__Given data__.
>>>
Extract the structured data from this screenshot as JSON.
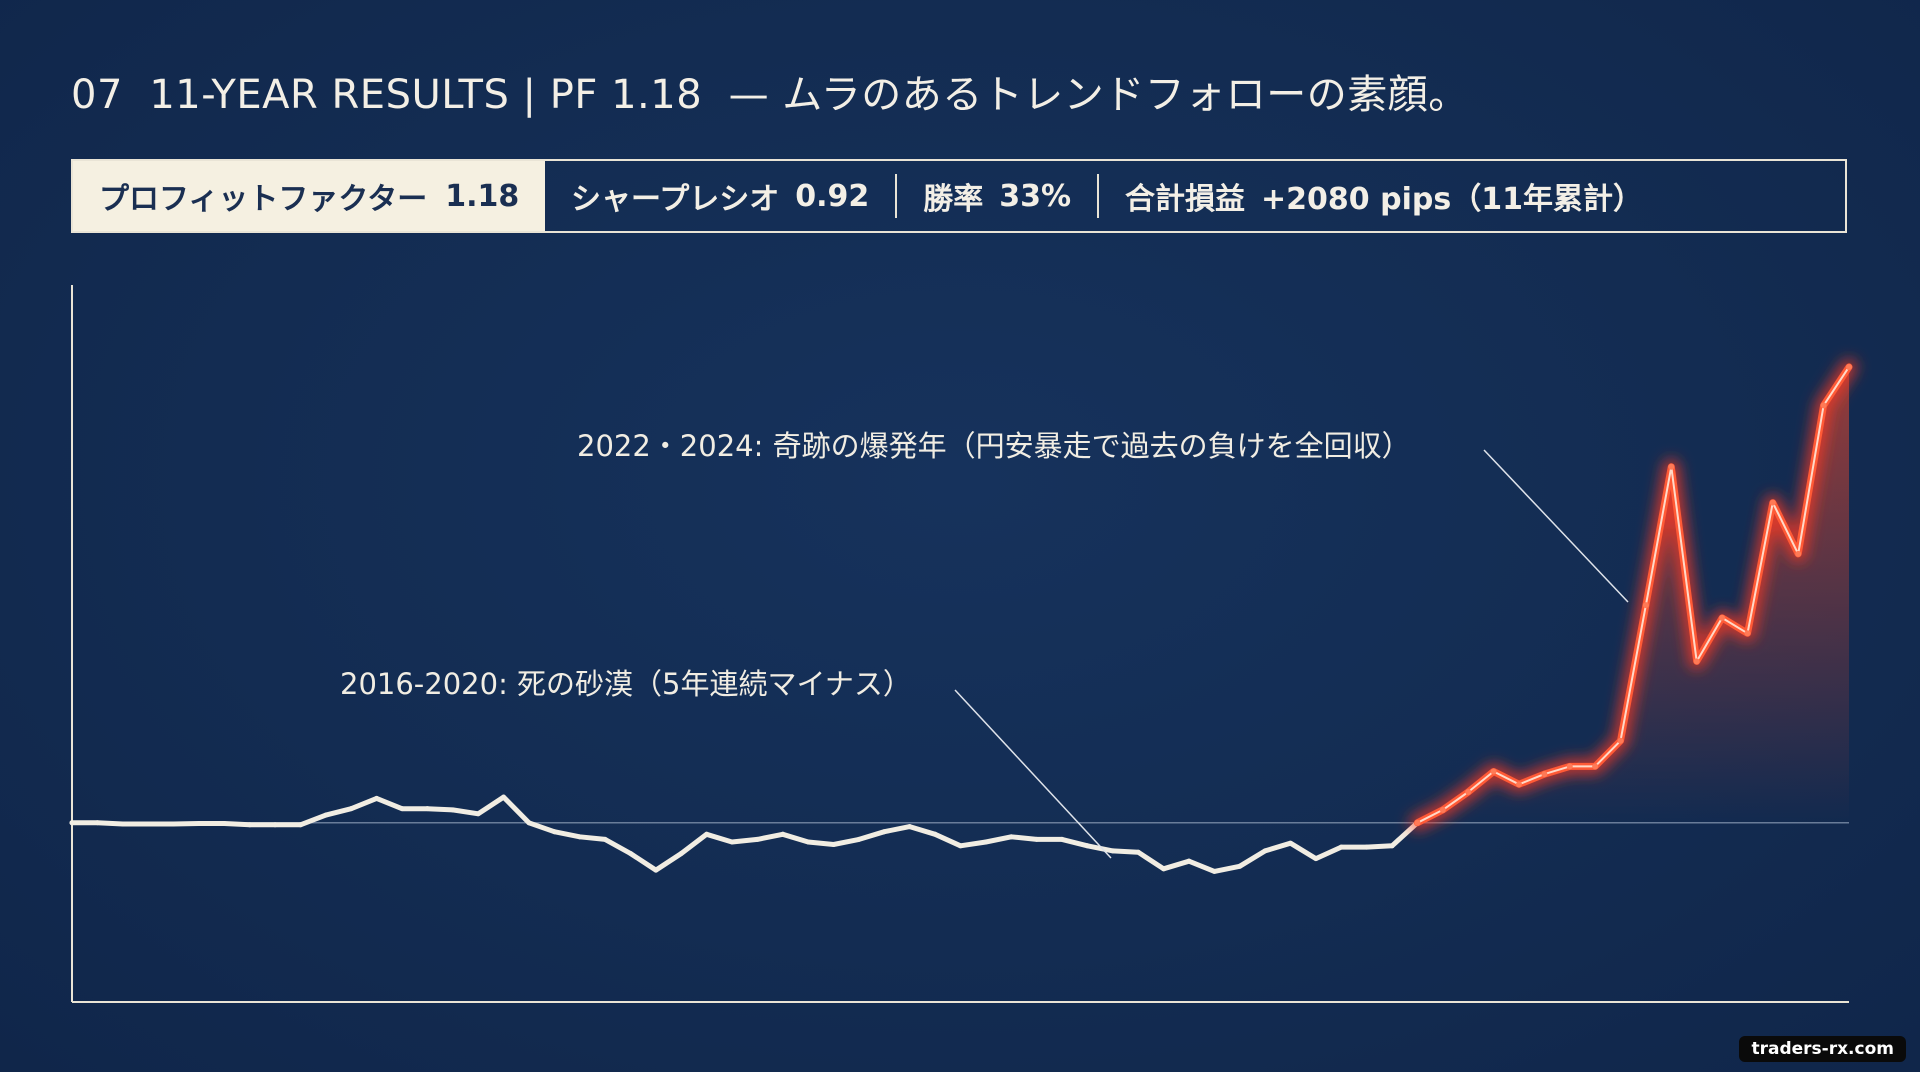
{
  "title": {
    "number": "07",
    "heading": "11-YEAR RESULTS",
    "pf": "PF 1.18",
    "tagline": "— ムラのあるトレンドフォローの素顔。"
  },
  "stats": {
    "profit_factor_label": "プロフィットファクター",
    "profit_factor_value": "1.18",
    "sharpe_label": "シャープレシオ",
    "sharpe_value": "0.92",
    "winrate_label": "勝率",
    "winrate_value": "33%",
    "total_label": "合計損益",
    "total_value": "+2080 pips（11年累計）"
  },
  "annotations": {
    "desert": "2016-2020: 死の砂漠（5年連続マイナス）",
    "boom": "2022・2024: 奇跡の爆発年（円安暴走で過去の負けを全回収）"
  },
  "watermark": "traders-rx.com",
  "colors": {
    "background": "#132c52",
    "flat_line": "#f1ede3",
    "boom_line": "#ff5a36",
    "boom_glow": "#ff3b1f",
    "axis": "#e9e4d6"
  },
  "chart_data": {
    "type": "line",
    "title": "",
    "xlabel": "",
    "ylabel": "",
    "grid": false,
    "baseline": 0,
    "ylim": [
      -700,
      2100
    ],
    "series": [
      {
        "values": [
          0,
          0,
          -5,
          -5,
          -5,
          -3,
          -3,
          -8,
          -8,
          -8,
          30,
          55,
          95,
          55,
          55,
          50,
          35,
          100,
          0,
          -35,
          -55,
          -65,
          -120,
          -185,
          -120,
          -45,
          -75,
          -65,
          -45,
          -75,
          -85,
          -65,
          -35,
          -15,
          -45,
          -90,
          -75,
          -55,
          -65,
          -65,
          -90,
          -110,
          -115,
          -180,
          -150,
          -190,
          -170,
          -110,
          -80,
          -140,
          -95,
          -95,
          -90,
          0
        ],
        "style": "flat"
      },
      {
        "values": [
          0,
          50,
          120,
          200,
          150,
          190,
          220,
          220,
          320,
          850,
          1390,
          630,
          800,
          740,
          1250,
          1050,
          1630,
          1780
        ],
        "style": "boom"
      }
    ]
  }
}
<<<
__What is required__.
Repeat the full listing above exactly, with no pictures in the copy.

__Solved exercise__.
Extract the structured data from this screenshot as JSON.
{
  "title": {
    "number": "07",
    "heading": "11-YEAR RESULTS",
    "pf": "PF 1.18",
    "tagline": "— ムラのあるトレンドフォローの素顔。"
  },
  "stats": {
    "profit_factor_label": "プロフィットファクター",
    "profit_factor_value": "1.18",
    "sharpe_label": "シャープレシオ",
    "sharpe_value": "0.92",
    "winrate_label": "勝率",
    "winrate_value": "33%",
    "total_label": "合計損益",
    "total_value": "+2080 pips（11年累計）"
  },
  "annotations": {
    "desert": "2016-2020: 死の砂漠（5年連続マイナス）",
    "boom": "2022・2024: 奇跡の爆発年（円安暴走で過去の負けを全回収）"
  },
  "watermark": "traders-rx.com",
  "colors": {
    "background": "#132c52",
    "flat_line": "#f1ede3",
    "boom_line": "#ff5a36",
    "boom_glow": "#ff3b1f",
    "axis": "#e9e4d6"
  },
  "chart_data": {
    "type": "line",
    "title": "",
    "xlabel": "",
    "ylabel": "",
    "grid": false,
    "baseline": 0,
    "ylim": [
      -700,
      2100
    ],
    "series": [
      {
        "values": [
          0,
          0,
          -5,
          -5,
          -5,
          -3,
          -3,
          -8,
          -8,
          -8,
          30,
          55,
          95,
          55,
          55,
          50,
          35,
          100,
          0,
          -35,
          -55,
          -65,
          -120,
          -185,
          -120,
          -45,
          -75,
          -65,
          -45,
          -75,
          -85,
          -65,
          -35,
          -15,
          -45,
          -90,
          -75,
          -55,
          -65,
          -65,
          -90,
          -110,
          -115,
          -180,
          -150,
          -190,
          -170,
          -110,
          -80,
          -140,
          -95,
          -95,
          -90,
          0
        ],
        "style": "flat"
      },
      {
        "values": [
          0,
          50,
          120,
          200,
          150,
          190,
          220,
          220,
          320,
          850,
          1390,
          630,
          800,
          740,
          1250,
          1050,
          1630,
          1780
        ],
        "style": "boom"
      }
    ]
  }
}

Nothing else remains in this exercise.